- **Task prompt**:
Go through the entries below and copy each line containing the word "JSON".

- **Collected data**:
□ □ □ □

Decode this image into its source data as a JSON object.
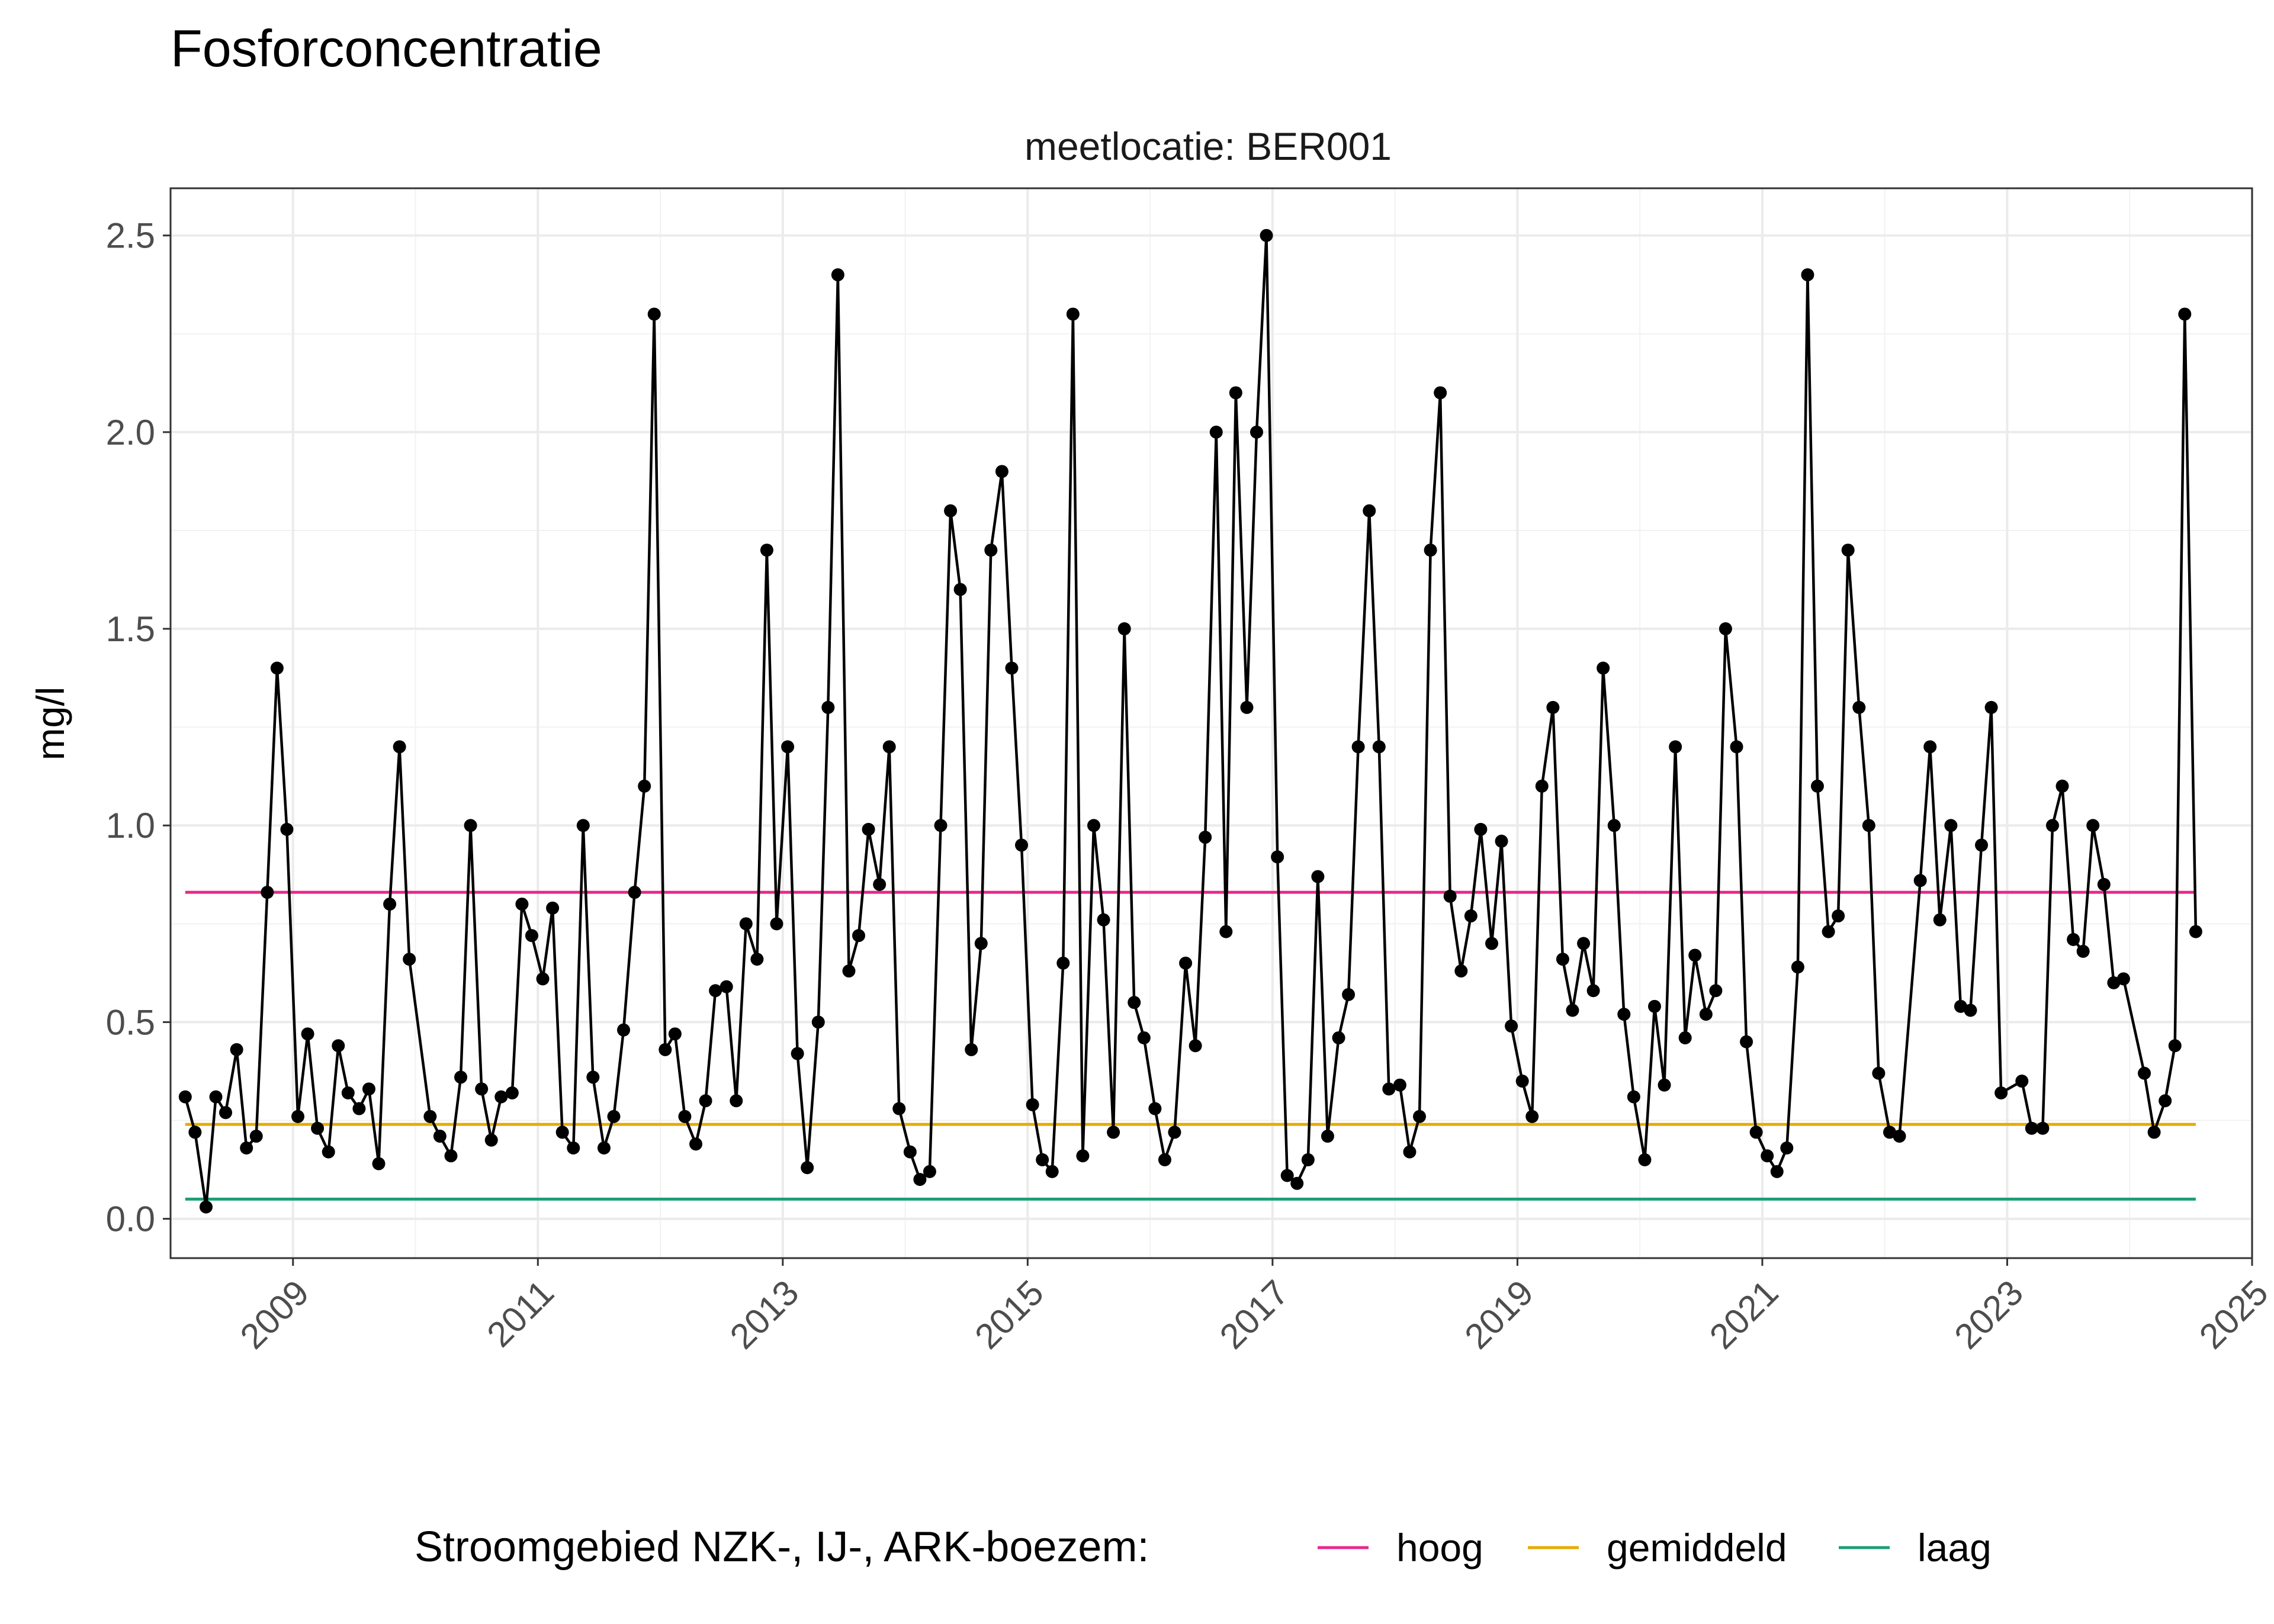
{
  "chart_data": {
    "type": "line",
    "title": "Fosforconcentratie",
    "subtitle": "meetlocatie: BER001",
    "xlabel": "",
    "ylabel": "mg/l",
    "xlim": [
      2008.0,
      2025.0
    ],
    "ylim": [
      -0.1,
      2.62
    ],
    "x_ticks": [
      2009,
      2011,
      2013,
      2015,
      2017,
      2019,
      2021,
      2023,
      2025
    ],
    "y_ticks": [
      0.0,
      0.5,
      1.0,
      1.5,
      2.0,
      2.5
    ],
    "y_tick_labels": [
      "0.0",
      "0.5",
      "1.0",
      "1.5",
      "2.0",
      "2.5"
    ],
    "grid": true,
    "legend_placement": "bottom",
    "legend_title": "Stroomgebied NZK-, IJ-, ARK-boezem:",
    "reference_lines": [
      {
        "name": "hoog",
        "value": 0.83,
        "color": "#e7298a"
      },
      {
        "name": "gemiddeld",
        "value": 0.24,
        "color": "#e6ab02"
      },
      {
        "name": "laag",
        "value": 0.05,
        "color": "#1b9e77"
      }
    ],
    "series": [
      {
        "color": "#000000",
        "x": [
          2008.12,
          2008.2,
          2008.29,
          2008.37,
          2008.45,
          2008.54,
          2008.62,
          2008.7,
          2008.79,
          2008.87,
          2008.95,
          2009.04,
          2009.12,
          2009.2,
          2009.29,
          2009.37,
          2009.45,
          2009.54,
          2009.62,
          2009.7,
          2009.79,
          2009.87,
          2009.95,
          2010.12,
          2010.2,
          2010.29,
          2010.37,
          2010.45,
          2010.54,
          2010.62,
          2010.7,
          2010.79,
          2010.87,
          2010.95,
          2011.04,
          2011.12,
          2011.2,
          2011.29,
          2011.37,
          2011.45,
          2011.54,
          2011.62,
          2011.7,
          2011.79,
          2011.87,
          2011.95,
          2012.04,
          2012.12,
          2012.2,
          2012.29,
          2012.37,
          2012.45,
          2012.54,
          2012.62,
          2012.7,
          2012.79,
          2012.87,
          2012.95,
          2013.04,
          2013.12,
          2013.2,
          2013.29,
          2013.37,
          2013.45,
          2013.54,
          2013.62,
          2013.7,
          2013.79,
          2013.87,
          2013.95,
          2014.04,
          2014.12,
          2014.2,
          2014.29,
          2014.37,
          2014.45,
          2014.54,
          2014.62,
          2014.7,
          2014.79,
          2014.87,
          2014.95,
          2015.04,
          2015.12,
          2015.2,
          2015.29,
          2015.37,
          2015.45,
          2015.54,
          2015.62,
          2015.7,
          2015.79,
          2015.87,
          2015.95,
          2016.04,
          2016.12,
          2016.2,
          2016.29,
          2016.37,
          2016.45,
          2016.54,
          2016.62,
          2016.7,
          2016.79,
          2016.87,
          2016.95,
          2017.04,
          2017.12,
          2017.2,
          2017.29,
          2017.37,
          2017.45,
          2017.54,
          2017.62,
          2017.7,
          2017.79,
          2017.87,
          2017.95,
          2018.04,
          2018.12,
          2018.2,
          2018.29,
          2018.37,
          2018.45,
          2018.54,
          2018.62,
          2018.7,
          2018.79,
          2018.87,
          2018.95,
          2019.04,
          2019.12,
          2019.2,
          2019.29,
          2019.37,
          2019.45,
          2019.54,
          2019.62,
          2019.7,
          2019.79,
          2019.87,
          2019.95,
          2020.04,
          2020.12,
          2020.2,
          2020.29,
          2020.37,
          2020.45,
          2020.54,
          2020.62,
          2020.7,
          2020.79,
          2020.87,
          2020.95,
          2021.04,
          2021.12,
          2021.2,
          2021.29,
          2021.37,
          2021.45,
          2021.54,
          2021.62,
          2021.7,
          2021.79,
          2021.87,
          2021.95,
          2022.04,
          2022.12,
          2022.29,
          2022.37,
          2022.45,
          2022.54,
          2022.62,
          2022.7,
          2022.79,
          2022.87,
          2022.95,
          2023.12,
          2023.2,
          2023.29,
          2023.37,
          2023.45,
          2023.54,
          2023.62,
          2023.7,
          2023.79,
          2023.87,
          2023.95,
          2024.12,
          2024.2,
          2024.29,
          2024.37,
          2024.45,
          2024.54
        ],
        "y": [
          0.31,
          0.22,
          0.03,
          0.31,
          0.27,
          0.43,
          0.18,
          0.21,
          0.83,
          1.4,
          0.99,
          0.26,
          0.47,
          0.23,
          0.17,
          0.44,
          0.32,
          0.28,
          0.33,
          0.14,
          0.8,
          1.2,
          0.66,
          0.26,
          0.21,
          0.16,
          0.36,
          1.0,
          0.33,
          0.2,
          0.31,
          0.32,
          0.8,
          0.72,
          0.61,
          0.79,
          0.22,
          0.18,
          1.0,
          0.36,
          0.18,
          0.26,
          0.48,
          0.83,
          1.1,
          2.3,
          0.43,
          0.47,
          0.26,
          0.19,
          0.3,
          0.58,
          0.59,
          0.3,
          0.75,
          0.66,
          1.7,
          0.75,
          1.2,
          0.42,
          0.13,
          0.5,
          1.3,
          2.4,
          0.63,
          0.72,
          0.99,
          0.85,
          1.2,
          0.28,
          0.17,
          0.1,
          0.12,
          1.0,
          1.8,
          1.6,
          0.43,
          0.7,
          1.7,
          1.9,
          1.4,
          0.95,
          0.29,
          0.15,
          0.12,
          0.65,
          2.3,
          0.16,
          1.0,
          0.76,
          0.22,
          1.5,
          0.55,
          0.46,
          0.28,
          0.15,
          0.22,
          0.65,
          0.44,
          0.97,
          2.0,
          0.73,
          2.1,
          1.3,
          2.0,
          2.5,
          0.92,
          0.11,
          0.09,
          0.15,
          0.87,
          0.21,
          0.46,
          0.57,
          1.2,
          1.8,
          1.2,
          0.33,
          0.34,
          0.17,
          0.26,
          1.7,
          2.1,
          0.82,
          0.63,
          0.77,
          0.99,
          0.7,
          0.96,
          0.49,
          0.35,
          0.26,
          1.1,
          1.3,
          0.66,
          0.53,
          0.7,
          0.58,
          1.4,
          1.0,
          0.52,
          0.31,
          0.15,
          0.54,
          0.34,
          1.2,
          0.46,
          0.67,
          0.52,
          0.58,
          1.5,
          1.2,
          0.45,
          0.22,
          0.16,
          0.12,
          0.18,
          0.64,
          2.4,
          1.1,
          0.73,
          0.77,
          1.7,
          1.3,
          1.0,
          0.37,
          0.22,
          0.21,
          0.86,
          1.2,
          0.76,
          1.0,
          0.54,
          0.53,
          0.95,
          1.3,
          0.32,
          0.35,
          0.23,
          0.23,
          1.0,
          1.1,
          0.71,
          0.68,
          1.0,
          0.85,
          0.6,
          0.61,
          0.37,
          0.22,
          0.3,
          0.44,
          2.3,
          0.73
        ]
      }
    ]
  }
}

□ □ □ □

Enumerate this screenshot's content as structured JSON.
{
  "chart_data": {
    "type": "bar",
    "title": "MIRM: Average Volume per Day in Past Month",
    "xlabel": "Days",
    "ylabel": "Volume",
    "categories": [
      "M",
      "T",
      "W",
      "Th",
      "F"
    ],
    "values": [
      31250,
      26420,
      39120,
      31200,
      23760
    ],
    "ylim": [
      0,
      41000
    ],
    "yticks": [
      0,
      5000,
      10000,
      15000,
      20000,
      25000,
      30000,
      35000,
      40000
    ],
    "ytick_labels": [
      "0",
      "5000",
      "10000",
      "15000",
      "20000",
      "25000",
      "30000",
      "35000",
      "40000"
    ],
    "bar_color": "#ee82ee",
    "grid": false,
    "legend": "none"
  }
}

□ □ □ □

- **Final answer**:
Decode this image into its source data as a JSON object.
Enumerate this screenshot's content as structured JSON.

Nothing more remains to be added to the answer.